──────── DATA ROWS

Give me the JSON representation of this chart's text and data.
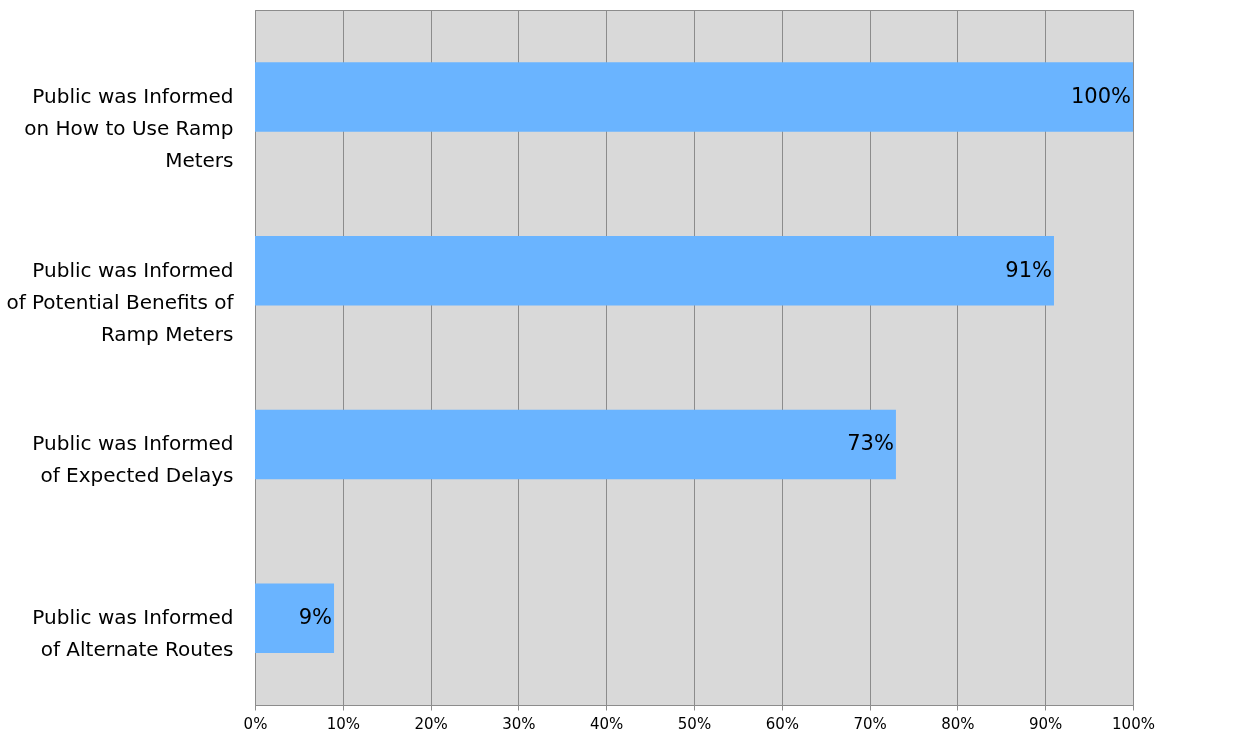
{
  "chart_data": {
    "type": "bar",
    "orientation": "horizontal",
    "categories": [
      "Public was Informed\non How to Use Ramp\nMeters",
      "Public was Informed\nof Potential Benefits of\nRamp Meters",
      "Public was Informed\nof Expected Delays",
      "Public was Informed\nof Alternate Routes"
    ],
    "values": [
      100,
      91,
      73,
      9
    ],
    "value_labels": [
      "100%",
      "91%",
      "73%",
      "9%"
    ],
    "color": "#6ab4ff",
    "xlim": [
      0,
      100
    ],
    "xticks": [
      {
        "value": 0,
        "label": "0%"
      },
      {
        "value": 10,
        "label": "10%"
      },
      {
        "value": 20,
        "label": "20%"
      },
      {
        "value": 30,
        "label": "30%"
      },
      {
        "value": 40,
        "label": "40%"
      },
      {
        "value": 50,
        "label": "50%"
      },
      {
        "value": 60,
        "label": "60%"
      },
      {
        "value": 70,
        "label": "70%"
      },
      {
        "value": 80,
        "label": "80%"
      },
      {
        "value": 90,
        "label": "90%"
      },
      {
        "value": 100,
        "label": "100%"
      }
    ],
    "grid": "x"
  }
}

────────────────

WHAT YOU SHOULD DO: Say how many lines hold the word "Public", giving the number and nothing else.

RESULT FOR THIS EXERCISE: 4